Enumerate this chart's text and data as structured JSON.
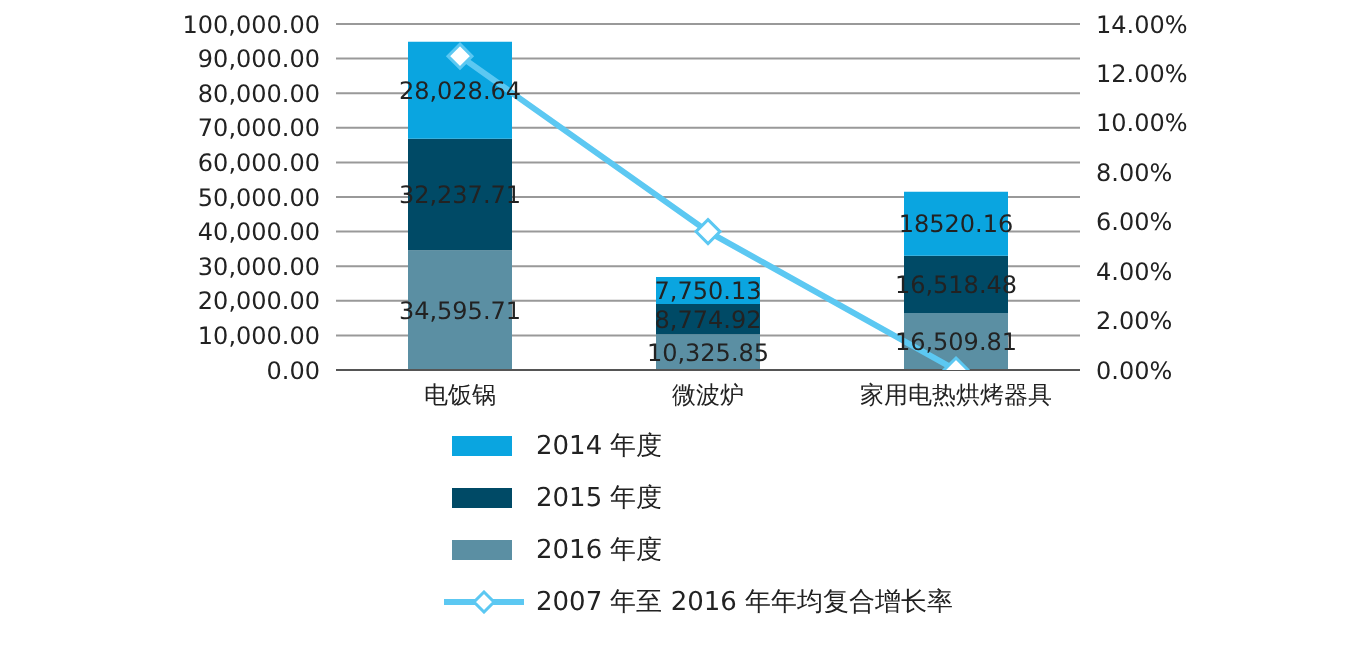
{
  "chart_data": {
    "type": "bar",
    "stacked": true,
    "categories": [
      "电饭锅",
      "微波炉",
      "家用电热烘烤器具"
    ],
    "series": [
      {
        "name": "2016 年度",
        "color": "#5b8fa3",
        "values": [
          34595.71,
          10325.85,
          16509.81
        ],
        "value_labels": [
          "34,595.71",
          "10,325.85",
          "16,509.81"
        ]
      },
      {
        "name": "2015 年度",
        "color": "#004a66",
        "values": [
          32237.71,
          8774.92,
          16518.48
        ],
        "value_labels": [
          "32,237.71",
          "8,774.92",
          "16,518.48"
        ]
      },
      {
        "name": "2014 年度",
        "color": "#0aa5e0",
        "values": [
          28028.64,
          7750.13,
          18520.16
        ],
        "value_labels": [
          "28,028.64",
          "7,750.13",
          "18520.16"
        ]
      },
      {
        "name": "2007 年至 2016 年年均复合增长率",
        "type": "line",
        "axis": "y2",
        "color": "#5cc8f2",
        "marker": "diamond",
        "values": [
          12.7,
          5.6,
          0.0
        ]
      }
    ],
    "ylim": [
      0,
      100000
    ],
    "yticks": [
      {
        "value": 0,
        "label": "0.00"
      },
      {
        "value": 10000,
        "label": "10,000.00"
      },
      {
        "value": 20000,
        "label": "20,000.00"
      },
      {
        "value": 30000,
        "label": "30,000.00"
      },
      {
        "value": 40000,
        "label": "40,000.00"
      },
      {
        "value": 50000,
        "label": "50,000.00"
      },
      {
        "value": 60000,
        "label": "60,000.00"
      },
      {
        "value": 70000,
        "label": "70,000.00"
      },
      {
        "value": 80000,
        "label": "80,000.00"
      },
      {
        "value": 90000,
        "label": "90,000.00"
      },
      {
        "value": 100000,
        "label": "100,000.00"
      }
    ],
    "y2lim": [
      0,
      14
    ],
    "y2ticks": [
      {
        "value": 0,
        "label": "0.00%"
      },
      {
        "value": 2,
        "label": "2.00%"
      },
      {
        "value": 4,
        "label": "4.00%"
      },
      {
        "value": 6,
        "label": "6.00%"
      },
      {
        "value": 8,
        "label": "8.00%"
      },
      {
        "value": 10,
        "label": "10.00%"
      },
      {
        "value": 12,
        "label": "12.00%"
      },
      {
        "value": 14,
        "label": "14.00%"
      }
    ],
    "grid": "y",
    "legend": "bottom"
  }
}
****************************************
EXERCISE AIM: Copy every line of the listing that includes the string "color".

CORRECT RESPONSE:
        "color": "#5b8fa3",
        "color": "#004a66",
        "color": "#0aa5e0",
        "color": "#5cc8f2",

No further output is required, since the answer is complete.